## The task:
Identify and reproduce every line holding the string "软件设置".

## Supplied data:
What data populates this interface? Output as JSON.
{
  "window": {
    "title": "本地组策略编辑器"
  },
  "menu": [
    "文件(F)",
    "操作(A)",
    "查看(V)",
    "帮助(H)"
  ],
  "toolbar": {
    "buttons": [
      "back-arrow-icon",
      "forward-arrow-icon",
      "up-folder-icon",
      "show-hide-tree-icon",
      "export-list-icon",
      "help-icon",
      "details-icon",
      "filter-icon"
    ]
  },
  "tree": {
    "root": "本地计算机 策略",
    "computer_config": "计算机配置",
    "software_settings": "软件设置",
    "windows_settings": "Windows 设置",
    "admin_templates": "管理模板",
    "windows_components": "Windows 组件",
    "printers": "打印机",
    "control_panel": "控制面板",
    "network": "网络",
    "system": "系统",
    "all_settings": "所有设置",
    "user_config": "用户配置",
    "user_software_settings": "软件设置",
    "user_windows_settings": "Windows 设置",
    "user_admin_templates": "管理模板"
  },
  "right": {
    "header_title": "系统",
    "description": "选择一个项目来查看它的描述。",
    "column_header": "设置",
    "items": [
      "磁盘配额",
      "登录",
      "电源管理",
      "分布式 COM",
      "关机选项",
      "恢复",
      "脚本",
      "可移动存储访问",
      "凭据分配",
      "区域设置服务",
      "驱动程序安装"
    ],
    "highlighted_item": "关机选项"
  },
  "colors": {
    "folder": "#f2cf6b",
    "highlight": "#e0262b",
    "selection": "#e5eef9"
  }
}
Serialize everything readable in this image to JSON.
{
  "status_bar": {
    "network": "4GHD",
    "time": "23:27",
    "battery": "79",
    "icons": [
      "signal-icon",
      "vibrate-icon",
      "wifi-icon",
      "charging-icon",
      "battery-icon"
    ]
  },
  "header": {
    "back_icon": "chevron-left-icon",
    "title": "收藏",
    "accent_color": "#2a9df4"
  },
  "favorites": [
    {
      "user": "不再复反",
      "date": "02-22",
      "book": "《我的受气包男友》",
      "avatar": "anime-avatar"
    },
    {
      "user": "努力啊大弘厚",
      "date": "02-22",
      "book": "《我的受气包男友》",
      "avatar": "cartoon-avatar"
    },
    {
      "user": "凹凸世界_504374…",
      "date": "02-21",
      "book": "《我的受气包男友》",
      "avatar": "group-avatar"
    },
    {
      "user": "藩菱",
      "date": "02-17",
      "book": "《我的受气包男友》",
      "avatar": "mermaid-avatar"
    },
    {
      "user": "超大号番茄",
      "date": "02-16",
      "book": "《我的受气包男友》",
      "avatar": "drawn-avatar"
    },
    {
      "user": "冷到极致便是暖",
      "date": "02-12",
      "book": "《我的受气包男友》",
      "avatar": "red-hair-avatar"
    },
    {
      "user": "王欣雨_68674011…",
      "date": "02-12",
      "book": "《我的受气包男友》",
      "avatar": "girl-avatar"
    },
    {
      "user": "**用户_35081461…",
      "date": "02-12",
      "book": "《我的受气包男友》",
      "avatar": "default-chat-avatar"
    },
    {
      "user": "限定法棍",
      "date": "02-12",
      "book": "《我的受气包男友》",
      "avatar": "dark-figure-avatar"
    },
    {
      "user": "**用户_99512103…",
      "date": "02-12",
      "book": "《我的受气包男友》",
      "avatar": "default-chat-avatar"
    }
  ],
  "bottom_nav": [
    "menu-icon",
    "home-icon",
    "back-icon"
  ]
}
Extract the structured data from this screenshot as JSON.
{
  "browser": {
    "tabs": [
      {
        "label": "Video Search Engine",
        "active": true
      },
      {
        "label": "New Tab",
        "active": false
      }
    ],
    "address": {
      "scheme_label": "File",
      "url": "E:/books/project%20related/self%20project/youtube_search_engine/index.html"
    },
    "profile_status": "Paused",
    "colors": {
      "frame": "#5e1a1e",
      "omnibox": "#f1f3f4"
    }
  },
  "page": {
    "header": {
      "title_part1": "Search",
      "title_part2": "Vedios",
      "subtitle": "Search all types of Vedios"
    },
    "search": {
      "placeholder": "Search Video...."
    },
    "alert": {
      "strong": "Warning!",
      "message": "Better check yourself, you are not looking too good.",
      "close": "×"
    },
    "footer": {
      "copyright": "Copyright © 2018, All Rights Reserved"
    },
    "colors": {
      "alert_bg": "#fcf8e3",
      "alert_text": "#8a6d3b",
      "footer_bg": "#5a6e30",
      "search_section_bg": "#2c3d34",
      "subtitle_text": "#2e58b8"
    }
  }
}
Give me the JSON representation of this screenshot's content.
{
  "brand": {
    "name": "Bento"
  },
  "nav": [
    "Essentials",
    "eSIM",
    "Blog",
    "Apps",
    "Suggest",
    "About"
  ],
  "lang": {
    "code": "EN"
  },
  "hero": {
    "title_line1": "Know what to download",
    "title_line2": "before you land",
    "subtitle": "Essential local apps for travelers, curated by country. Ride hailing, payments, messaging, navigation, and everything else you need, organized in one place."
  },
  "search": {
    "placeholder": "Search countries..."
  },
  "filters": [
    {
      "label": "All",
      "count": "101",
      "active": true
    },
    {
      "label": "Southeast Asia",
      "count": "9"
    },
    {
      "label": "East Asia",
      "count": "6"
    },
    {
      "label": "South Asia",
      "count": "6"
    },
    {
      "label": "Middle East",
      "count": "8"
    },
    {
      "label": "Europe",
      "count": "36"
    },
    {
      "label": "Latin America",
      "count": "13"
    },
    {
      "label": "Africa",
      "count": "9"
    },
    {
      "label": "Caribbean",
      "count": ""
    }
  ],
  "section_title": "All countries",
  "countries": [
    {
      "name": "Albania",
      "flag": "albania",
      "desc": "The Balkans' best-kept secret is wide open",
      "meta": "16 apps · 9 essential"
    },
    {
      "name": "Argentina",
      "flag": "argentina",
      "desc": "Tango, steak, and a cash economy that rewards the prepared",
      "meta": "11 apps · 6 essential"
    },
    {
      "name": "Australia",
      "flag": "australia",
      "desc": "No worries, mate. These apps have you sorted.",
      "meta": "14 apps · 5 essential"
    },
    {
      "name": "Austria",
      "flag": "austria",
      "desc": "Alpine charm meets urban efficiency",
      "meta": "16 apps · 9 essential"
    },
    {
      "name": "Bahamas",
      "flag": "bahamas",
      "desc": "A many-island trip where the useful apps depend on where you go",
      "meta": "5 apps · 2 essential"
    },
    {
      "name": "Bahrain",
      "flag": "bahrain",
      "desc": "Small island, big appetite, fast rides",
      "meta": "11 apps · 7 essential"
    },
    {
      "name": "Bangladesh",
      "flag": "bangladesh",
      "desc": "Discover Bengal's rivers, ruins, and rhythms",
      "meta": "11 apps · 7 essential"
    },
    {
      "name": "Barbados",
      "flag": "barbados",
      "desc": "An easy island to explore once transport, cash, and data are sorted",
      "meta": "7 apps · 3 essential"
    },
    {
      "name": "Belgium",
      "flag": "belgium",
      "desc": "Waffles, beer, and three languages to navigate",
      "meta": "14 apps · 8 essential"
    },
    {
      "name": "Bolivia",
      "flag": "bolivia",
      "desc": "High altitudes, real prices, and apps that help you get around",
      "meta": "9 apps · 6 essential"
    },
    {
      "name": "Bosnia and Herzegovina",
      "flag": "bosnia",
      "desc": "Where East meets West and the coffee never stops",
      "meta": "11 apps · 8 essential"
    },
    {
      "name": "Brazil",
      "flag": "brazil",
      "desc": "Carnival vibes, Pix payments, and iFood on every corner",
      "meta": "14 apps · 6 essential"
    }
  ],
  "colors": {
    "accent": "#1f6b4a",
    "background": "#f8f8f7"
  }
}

## Answer for the task:
    "software_settings": "软件设置",
    "user_software_settings": "软件设置",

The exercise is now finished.